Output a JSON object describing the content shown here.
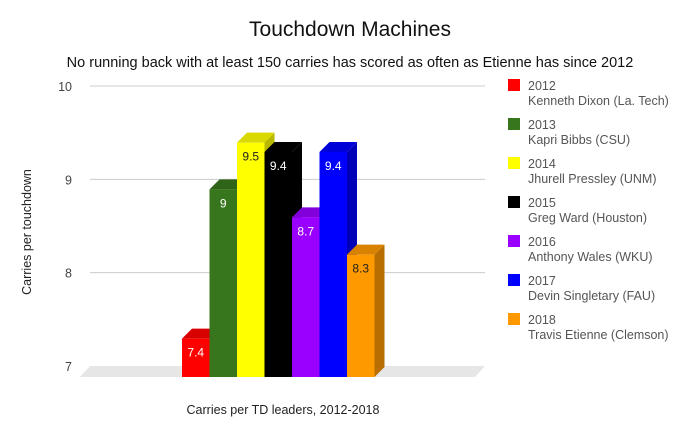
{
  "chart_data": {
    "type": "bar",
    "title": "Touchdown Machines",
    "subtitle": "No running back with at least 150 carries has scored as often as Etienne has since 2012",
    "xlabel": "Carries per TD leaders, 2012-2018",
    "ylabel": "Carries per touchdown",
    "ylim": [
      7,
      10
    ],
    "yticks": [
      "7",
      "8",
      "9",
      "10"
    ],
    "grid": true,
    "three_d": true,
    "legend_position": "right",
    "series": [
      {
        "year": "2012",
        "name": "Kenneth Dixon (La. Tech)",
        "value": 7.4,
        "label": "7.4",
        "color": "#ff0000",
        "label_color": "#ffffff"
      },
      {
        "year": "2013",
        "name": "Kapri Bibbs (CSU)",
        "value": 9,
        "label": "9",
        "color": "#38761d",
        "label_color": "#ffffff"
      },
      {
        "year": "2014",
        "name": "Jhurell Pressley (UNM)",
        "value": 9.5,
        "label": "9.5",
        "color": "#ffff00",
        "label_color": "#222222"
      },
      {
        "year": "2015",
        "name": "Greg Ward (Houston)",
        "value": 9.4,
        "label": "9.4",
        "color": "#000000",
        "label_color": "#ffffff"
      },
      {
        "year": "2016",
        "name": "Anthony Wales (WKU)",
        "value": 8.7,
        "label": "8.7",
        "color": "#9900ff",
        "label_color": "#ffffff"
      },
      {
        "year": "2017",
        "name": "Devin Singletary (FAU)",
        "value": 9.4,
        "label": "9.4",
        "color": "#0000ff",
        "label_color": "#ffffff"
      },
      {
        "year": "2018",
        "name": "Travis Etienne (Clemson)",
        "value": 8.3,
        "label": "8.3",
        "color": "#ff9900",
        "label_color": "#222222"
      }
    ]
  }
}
---
▶ [THE PROBLEM]: Your task is to transcribe all of the records precisely, with no images included.

▶ [EXERCISE OUTPUT]:
Output a JSON object describing the content shown here.
{
  "chart_data": {
    "type": "bar",
    "title": "Touchdown Machines",
    "subtitle": "No running back with at least 150 carries has scored as often as Etienne has since 2012",
    "xlabel": "Carries per TD leaders, 2012-2018",
    "ylabel": "Carries per touchdown",
    "ylim": [
      7,
      10
    ],
    "yticks": [
      "7",
      "8",
      "9",
      "10"
    ],
    "grid": true,
    "three_d": true,
    "legend_position": "right",
    "series": [
      {
        "year": "2012",
        "name": "Kenneth Dixon (La. Tech)",
        "value": 7.4,
        "label": "7.4",
        "color": "#ff0000",
        "label_color": "#ffffff"
      },
      {
        "year": "2013",
        "name": "Kapri Bibbs (CSU)",
        "value": 9,
        "label": "9",
        "color": "#38761d",
        "label_color": "#ffffff"
      },
      {
        "year": "2014",
        "name": "Jhurell Pressley (UNM)",
        "value": 9.5,
        "label": "9.5",
        "color": "#ffff00",
        "label_color": "#222222"
      },
      {
        "year": "2015",
        "name": "Greg Ward (Houston)",
        "value": 9.4,
        "label": "9.4",
        "color": "#000000",
        "label_color": "#ffffff"
      },
      {
        "year": "2016",
        "name": "Anthony Wales (WKU)",
        "value": 8.7,
        "label": "8.7",
        "color": "#9900ff",
        "label_color": "#ffffff"
      },
      {
        "year": "2017",
        "name": "Devin Singletary (FAU)",
        "value": 9.4,
        "label": "9.4",
        "color": "#0000ff",
        "label_color": "#ffffff"
      },
      {
        "year": "2018",
        "name": "Travis Etienne (Clemson)",
        "value": 8.3,
        "label": "8.3",
        "color": "#ff9900",
        "label_color": "#222222"
      }
    ]
  }
}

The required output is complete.